TASK MATERIAL:

»»

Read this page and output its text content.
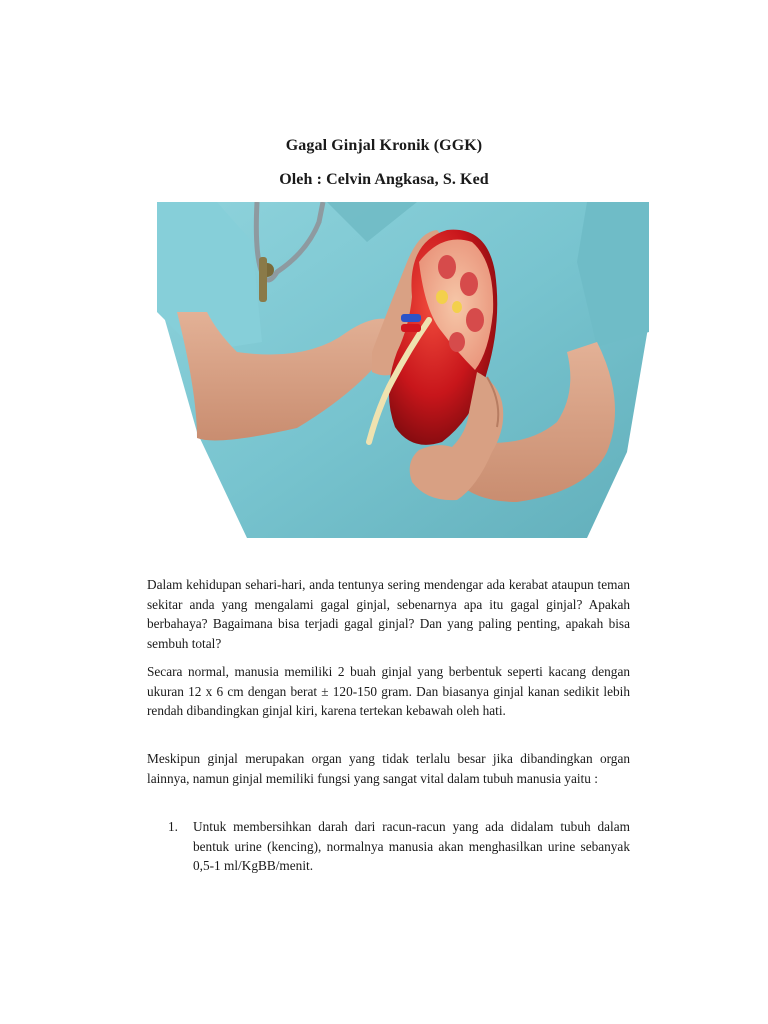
Gagal Ginjal Kronik (GGK)
Oleh : Celvin Angkasa, S. Ked
Dalam kehidupan sehari-hari, anda tentunya sering mendengar ada kerabat ataupun teman sekitar anda yang mengalami gagal ginjal, sebenarnya apa itu gagal ginjal? Apakah berbahaya? Bagaimana bisa terjadi gagal ginjal? Dan yang paling penting, apakah bisa sembuh total?
Secara normal, manusia memiliki 2 buah ginjal yang berbentuk seperti kacang dengan ukuran 12 x 6 cm dengan berat ± 120-150 gram. Dan biasanya ginjal kanan sedikit lebih rendah dibandingkan ginjal kiri, karena tertekan kebawah oleh hati.
Meskipun ginjal merupakan organ yang tidak terlalu besar jika dibandingkan organ lainnya, namun ginjal memiliki fungsi yang sangat vital dalam tubuh manusia yaitu :
1.	Untuk membersihkan darah dari racun-racun yang ada didalam tubuh dalam bentuk urine (kencing), normalnya manusia akan menghasilkan urine sebanyak 0,5-1 ml/KgBB/menit.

««

WRITTEN REQUEST: Copy each line of the listing that contains the string "manusia".

FINAL RESULT:
Secara normal, manusia memiliki 2 buah ginjal yang berbentuk seperti kacang dengan ukuran 12 x 6 cm dengan berat ± 120-150 gram. Dan biasanya ginjal kanan sedikit lebih rendah dibandingkan ginjal kiri, karena tertekan kebawah oleh hati.
Meskipun ginjal merupakan organ yang tidak terlalu besar jika dibandingkan organ lainnya, namun ginjal memiliki fungsi yang sangat vital dalam tubuh manusia yaitu :
1.	Untuk membersihkan darah dari racun-racun yang ada didalam tubuh dalam bentuk urine (kencing), normalnya manusia akan menghasilkan urine sebanyak 0,5-1 ml/KgBB/menit.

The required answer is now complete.